• Requirement A:
In the post on the CIA and Merlin, copy everything from "What Was the" down to "nuclear weapons program.", switching "blueprints" to "schematics".
• Requirement B:
According to the post on the CIA and Merlin, when did the CIA pass doctored blueprints for nuclear-weapon components to Iran?

• Text shown:
═══
What Was the CIA Really Doing with Merlin by 2003?

On June 26, 2003, CIA posted nuclear blueprints written in English on its website, claiming they were Iraqi.

Bloomberg is reporting that the exhibits released in the Jeffrey Sterling case may lead the UN to reassess some of the evidence they’ve been handed about Iran’s alleged nuclear weapons program.

International Atomic Energy Agency inspectors in Vienna will probably review intelligence they received about Iran as a result of the revelations, said the two diplomats who are familiar with the IAEA’s Iran file and asked not to be named because the details are confidential. The CIA passed doctored blueprints for nuclear-weapon components to Iran in February 2000, trial documents have shown.

“This story suggests a possibility that hostile intelligence agencies could decide to plant a ‘smoking gun’ in Iran for the IAEA to find,” said Peter Jenkins, the U.K.’s former envoy to the Vienna-based agency. “That looks like a big problem.”

Importantly, this story comes from two IAEA officials who are familiar with the evidence against Iran, and therefore would know if aspects of the Merlin caper resemble things they’ve been handed by the CIA, almost certainly including the Laptop of Deathlaundered through MEK to the CIA in 2004.

You’ll recall that immediately upon hearing some of the sketchy details of the Merlin caper I thought of the Laptop of Death and a dubious tale, told by Iraqi nuclear scientist Mahdi Obeidi, involving the blueprints posted above. And I’ve only got more questions about the operation given what we learned since that day.
═══
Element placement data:
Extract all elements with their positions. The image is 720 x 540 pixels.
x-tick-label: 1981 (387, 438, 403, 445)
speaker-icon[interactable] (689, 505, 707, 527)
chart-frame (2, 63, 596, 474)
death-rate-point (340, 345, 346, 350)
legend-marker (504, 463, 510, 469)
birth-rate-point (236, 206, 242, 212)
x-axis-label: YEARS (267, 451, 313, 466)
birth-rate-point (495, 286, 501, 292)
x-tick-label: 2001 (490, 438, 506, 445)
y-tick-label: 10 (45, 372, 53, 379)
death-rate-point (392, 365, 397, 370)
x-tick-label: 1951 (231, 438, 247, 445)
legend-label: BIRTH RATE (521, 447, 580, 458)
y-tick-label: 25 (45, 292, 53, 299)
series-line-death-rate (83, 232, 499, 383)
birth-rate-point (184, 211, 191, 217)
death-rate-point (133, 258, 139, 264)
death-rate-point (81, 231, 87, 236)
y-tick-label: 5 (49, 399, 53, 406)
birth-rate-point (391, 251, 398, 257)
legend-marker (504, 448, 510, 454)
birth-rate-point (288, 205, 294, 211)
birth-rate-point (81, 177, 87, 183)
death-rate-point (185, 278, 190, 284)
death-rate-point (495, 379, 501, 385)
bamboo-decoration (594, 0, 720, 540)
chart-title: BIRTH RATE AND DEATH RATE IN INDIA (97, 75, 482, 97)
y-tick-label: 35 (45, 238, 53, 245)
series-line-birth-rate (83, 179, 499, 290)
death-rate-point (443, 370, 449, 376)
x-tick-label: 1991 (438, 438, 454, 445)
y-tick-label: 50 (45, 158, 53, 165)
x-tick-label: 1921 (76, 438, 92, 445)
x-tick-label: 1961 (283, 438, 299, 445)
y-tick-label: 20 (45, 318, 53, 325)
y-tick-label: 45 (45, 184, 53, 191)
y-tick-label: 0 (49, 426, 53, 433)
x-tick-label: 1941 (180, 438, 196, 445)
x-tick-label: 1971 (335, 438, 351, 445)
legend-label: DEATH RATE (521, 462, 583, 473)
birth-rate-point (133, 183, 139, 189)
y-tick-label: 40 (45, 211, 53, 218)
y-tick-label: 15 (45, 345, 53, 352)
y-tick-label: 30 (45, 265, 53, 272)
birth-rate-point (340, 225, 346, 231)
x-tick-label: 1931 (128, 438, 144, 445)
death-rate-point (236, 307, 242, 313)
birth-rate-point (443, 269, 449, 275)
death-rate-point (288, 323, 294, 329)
═══
• Exercise output A:
What Was the CIA Really Doing with Merlin by 2003?

On June 26, 2003, CIA posted nuclear schematics written in English on its website, claiming they were Iraqi.

Bloomberg is reporting that the exhibits released in the Jeffrey Sterling case may lead the UN to reassess some of the evidence they’ve been handed about Iran’s alleged nuclear weapons program.

• Exercise output B:
In February 2000.